Output every entry exactly as written, but omit the pictures.

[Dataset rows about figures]
■ ■ ■ ■ ■

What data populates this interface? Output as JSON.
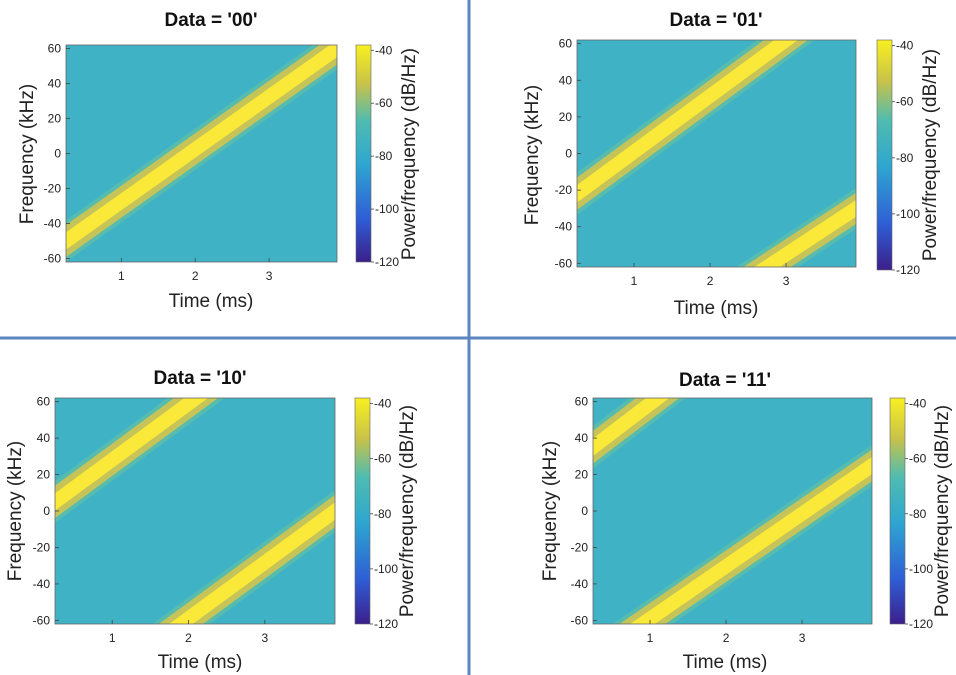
{
  "chart_data": [
    {
      "type": "heatmap",
      "title": "Data = '00'",
      "xlabel": "Time (ms)",
      "ylabel": "Frequency (kHz)",
      "colorbar_label": "Power/frequency (dB/Hz)",
      "xlim": [
        0.25,
        3.92
      ],
      "ylim": [
        -62,
        62
      ],
      "xticks": [
        1,
        2,
        3
      ],
      "yticks": [
        -60,
        -40,
        -20,
        0,
        20,
        40,
        60
      ],
      "clim": [
        -120,
        -38
      ],
      "cticks": [
        -120,
        -100,
        -80,
        -60,
        -40
      ],
      "chirps": [
        {
          "start_time_ms": 0.25,
          "start_freq_khz": -50,
          "end_time_ms": 3.92,
          "end_freq_khz": 60
        }
      ]
    },
    {
      "type": "heatmap",
      "title": "Data = '01'",
      "xlabel": "Time (ms)",
      "ylabel": "Frequency (kHz)",
      "colorbar_label": "Power/frequency (dB/Hz)",
      "xlim": [
        0.25,
        3.92
      ],
      "ylim": [
        -62,
        62
      ],
      "xticks": [
        1,
        2,
        3
      ],
      "yticks": [
        -60,
        -40,
        -20,
        0,
        20,
        40,
        60
      ],
      "clim": [
        -120,
        -38
      ],
      "cticks": [
        -120,
        -100,
        -80,
        -60,
        -40
      ],
      "chirps": [
        {
          "start_time_ms": 0.25,
          "start_freq_khz": -22,
          "end_time_ms": 3.0,
          "end_freq_khz": 62
        },
        {
          "start_time_ms": 2.75,
          "start_freq_khz": -62,
          "end_time_ms": 3.92,
          "end_freq_khz": -30
        }
      ]
    },
    {
      "type": "heatmap",
      "title": "Data = '10'",
      "xlabel": "Time (ms)",
      "ylabel": "Frequency (kHz)",
      "colorbar_label": "Power/frequency (dB/Hz)",
      "xlim": [
        0.25,
        3.92
      ],
      "ylim": [
        -62,
        62
      ],
      "xticks": [
        1,
        2,
        3
      ],
      "yticks": [
        -60,
        -40,
        -20,
        0,
        20,
        40,
        60
      ],
      "clim": [
        -120,
        -38
      ],
      "cticks": [
        -120,
        -100,
        -80,
        -60,
        -40
      ],
      "chirps": [
        {
          "start_time_ms": 0.25,
          "start_freq_khz": 5,
          "end_time_ms": 2.1,
          "end_freq_khz": 62
        },
        {
          "start_time_ms": 1.9,
          "start_freq_khz": -62,
          "end_time_ms": 3.92,
          "end_freq_khz": 0
        }
      ]
    },
    {
      "type": "heatmap",
      "title": "Data = '11'",
      "xlabel": "Time (ms)",
      "ylabel": "Frequency (kHz)",
      "colorbar_label": "Power/frequency (dB/Hz)",
      "xlim": [
        0.25,
        3.92
      ],
      "ylim": [
        -62,
        62
      ],
      "xticks": [
        1,
        2,
        3
      ],
      "yticks": [
        -60,
        -40,
        -20,
        0,
        20,
        40,
        60
      ],
      "clim": [
        -120,
        -38
      ],
      "cticks": [
        -120,
        -100,
        -80,
        -60,
        -40
      ],
      "chirps": [
        {
          "start_time_ms": 0.25,
          "start_freq_khz": 35,
          "end_time_ms": 1.1,
          "end_freq_khz": 62
        },
        {
          "start_time_ms": 0.9,
          "start_freq_khz": -62,
          "end_time_ms": 3.92,
          "end_freq_khz": 25
        }
      ]
    }
  ],
  "colors": {
    "background_field": "#3fb2c6",
    "band_edge": "#6cc49a",
    "band_mid": "#d9c64a",
    "band_core": "#fbe93a",
    "divider": "#5b86c0"
  }
}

■ ■ ■ ■ ■

Final result |
What data populates this interface? Output as JSON.
{
  "chart_data": [
    {
      "type": "heatmap",
      "title": "Data = '00'",
      "xlabel": "Time (ms)",
      "ylabel": "Frequency (kHz)",
      "colorbar_label": "Power/frequency (dB/Hz)",
      "xlim": [
        0.25,
        3.92
      ],
      "ylim": [
        -62,
        62
      ],
      "xticks": [
        1,
        2,
        3
      ],
      "yticks": [
        -60,
        -40,
        -20,
        0,
        20,
        40,
        60
      ],
      "clim": [
        -120,
        -38
      ],
      "cticks": [
        -120,
        -100,
        -80,
        -60,
        -40
      ],
      "chirps": [
        {
          "start_time_ms": 0.25,
          "start_freq_khz": -50,
          "end_time_ms": 3.92,
          "end_freq_khz": 60
        }
      ]
    },
    {
      "type": "heatmap",
      "title": "Data = '01'",
      "xlabel": "Time (ms)",
      "ylabel": "Frequency (kHz)",
      "colorbar_label": "Power/frequency (dB/Hz)",
      "xlim": [
        0.25,
        3.92
      ],
      "ylim": [
        -62,
        62
      ],
      "xticks": [
        1,
        2,
        3
      ],
      "yticks": [
        -60,
        -40,
        -20,
        0,
        20,
        40,
        60
      ],
      "clim": [
        -120,
        -38
      ],
      "cticks": [
        -120,
        -100,
        -80,
        -60,
        -40
      ],
      "chirps": [
        {
          "start_time_ms": 0.25,
          "start_freq_khz": -22,
          "end_time_ms": 3.0,
          "end_freq_khz": 62
        },
        {
          "start_time_ms": 2.75,
          "start_freq_khz": -62,
          "end_time_ms": 3.92,
          "end_freq_khz": -30
        }
      ]
    },
    {
      "type": "heatmap",
      "title": "Data = '10'",
      "xlabel": "Time (ms)",
      "ylabel": "Frequency (kHz)",
      "colorbar_label": "Power/frequency (dB/Hz)",
      "xlim": [
        0.25,
        3.92
      ],
      "ylim": [
        -62,
        62
      ],
      "xticks": [
        1,
        2,
        3
      ],
      "yticks": [
        -60,
        -40,
        -20,
        0,
        20,
        40,
        60
      ],
      "clim": [
        -120,
        -38
      ],
      "cticks": [
        -120,
        -100,
        -80,
        -60,
        -40
      ],
      "chirps": [
        {
          "start_time_ms": 0.25,
          "start_freq_khz": 5,
          "end_time_ms": 2.1,
          "end_freq_khz": 62
        },
        {
          "start_time_ms": 1.9,
          "start_freq_khz": -62,
          "end_time_ms": 3.92,
          "end_freq_khz": 0
        }
      ]
    },
    {
      "type": "heatmap",
      "title": "Data = '11'",
      "xlabel": "Time (ms)",
      "ylabel": "Frequency (kHz)",
      "colorbar_label": "Power/frequency (dB/Hz)",
      "xlim": [
        0.25,
        3.92
      ],
      "ylim": [
        -62,
        62
      ],
      "xticks": [
        1,
        2,
        3
      ],
      "yticks": [
        -60,
        -40,
        -20,
        0,
        20,
        40,
        60
      ],
      "clim": [
        -120,
        -38
      ],
      "cticks": [
        -120,
        -100,
        -80,
        -60,
        -40
      ],
      "chirps": [
        {
          "start_time_ms": 0.25,
          "start_freq_khz": 35,
          "end_time_ms": 1.1,
          "end_freq_khz": 62
        },
        {
          "start_time_ms": 0.9,
          "start_freq_khz": -62,
          "end_time_ms": 3.92,
          "end_freq_khz": 25
        }
      ]
    }
  ],
  "colors": {
    "background_field": "#3fb2c6",
    "band_edge": "#6cc49a",
    "band_mid": "#d9c64a",
    "band_core": "#fbe93a",
    "divider": "#5b86c0"
  }
}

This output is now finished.